Teenage dating is practice of a different kind. Mutual attraction and affection allow basic exploration of the acts of love. We learn to kiss, hold hands, spend time together as more than friends, and, most importantly, how to communicate our love to our partner. By trying these first two-sided partnerships we experiment with what works and what feels good.

Are we really ever compatible because of shared interests or how we like to spend our Friday nights? Or is it just that we both decide to make the relationship work and be the best partner we can be for the other? My own interests change from year to year; my partners have all introduced me to new interests as well. I can adapt to spend my Fridays in new ways. So what is the essential element to a relationship that works?

Most romantic movies end with the first kiss, at the beginning of a beautiful romance. What comes after, Hollywood? What does it take to maintain love and commit to love? What are the characteristics of a husband or a wife that we should look for? I just want more than a passionate kiss.

So many of my married acquaintances speak about the ups and downs of marriage, complaining for themselves more than offering advice. I have never expected marriage to be utter bliss, but so many people seem to want out when things get hard. Our culture and times are making it acceptable to end relationships when they are no longer fun. Are we happier when we are unwilling to persist with our partners through the hard times and seek greener pastures or deeper pockets or younger breasts?

I just wish we could stop idealizing love by selling it short- by limiting the love stories we tell to the romance of the falling into love. We need more examples of love that lasts and deepens.

As I maintain an open heart to welcome another man who I can love, and by whom I can be loved, I am looking for one thing above all: the desire to actively participate in maintaining and sustaining love. I want someone who knows that love gets better with age, that love is much more than a first kiss.

I am not done learning yet myself, but I am putting aside as much advice as I can, getting in touch with what I truly want and trying to find a really good partner for myself…not just a good person, a good friend, or even a good potential father. Those all can be aspects of the person, but I took those pieces of advice too literally, and I have forgotten to find my own “definition” of Mr. Right may be defined differently and that too is part of this process.

- EXCERPTED RECORDS:
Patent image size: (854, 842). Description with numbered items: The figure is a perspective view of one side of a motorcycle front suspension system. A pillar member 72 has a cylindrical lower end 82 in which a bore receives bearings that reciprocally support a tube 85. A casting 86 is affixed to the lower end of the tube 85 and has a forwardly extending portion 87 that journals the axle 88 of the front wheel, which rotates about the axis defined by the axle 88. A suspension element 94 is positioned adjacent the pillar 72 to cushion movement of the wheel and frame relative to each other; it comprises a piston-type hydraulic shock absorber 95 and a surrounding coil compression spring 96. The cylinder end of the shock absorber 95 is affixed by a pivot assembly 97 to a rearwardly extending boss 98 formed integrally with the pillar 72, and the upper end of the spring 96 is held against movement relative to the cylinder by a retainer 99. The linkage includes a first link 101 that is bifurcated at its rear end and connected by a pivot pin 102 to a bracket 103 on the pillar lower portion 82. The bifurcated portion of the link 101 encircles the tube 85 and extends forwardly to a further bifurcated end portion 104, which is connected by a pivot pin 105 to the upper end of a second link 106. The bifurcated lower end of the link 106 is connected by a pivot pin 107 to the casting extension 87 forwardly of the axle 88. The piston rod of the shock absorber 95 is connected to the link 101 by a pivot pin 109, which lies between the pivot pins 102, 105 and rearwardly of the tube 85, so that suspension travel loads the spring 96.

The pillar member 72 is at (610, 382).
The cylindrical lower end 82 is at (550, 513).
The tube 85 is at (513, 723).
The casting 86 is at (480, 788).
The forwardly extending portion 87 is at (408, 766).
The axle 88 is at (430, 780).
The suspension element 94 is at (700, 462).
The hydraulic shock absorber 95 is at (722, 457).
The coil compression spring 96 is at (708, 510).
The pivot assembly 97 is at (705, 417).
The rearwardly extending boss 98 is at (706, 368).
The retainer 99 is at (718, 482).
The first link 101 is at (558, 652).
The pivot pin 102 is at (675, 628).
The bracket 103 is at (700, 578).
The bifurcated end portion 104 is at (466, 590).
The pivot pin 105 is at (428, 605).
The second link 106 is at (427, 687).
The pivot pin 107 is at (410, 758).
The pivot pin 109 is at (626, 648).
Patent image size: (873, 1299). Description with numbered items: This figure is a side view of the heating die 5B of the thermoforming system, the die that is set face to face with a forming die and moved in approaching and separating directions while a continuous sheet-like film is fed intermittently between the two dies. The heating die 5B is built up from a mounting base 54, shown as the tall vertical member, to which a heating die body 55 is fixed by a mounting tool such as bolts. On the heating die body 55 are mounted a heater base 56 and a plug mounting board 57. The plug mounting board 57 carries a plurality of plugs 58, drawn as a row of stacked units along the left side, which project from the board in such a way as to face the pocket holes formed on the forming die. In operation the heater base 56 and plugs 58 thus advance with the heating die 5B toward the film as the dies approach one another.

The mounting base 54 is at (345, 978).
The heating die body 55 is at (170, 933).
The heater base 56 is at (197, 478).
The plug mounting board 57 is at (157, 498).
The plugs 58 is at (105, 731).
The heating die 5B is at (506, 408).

- GOAL: Carry the essay on lasting love forward, starting right after its last sentence. The lines above can be set aside.

- RESPONSE FOR THIS EXERCISE:
The Tipping Point

Creating lasting relationships seems to challenge many people these days, while they are just as adamant as ever that they want to be in one. A committed partnership still seems to be the goal. Many people have written about the changing face of marriage and family. We are seeing people marry later in life than before, wait longer to have children, co-habitat more often and for longer before marriage…etc. Yes, I see this happening too, but I do not want to analyze it as a phenomenon for fun, I want to analyze this trend so I can improve my chances of finding someone who wants to get married and have children about the same time I do in life.

Since I have recently created a new online dating profile, I have had the opportunity to read the descriptions of what single men want in their own words. What a fascinating body of knowledge. To research this would be incredibly interesting! Now, before I continue, I want to acknowledge that I am aware of research that states you cannot determine your compatibility with accuracy based on just reading through online profiles of potential matches. However, I do believe that there are some characteristics that will sway my decision in the direction of not wanting to meet them. I am looking for a partner who wants to be as dedicated to our relationship as I am, desiring a relationship for the same reasons.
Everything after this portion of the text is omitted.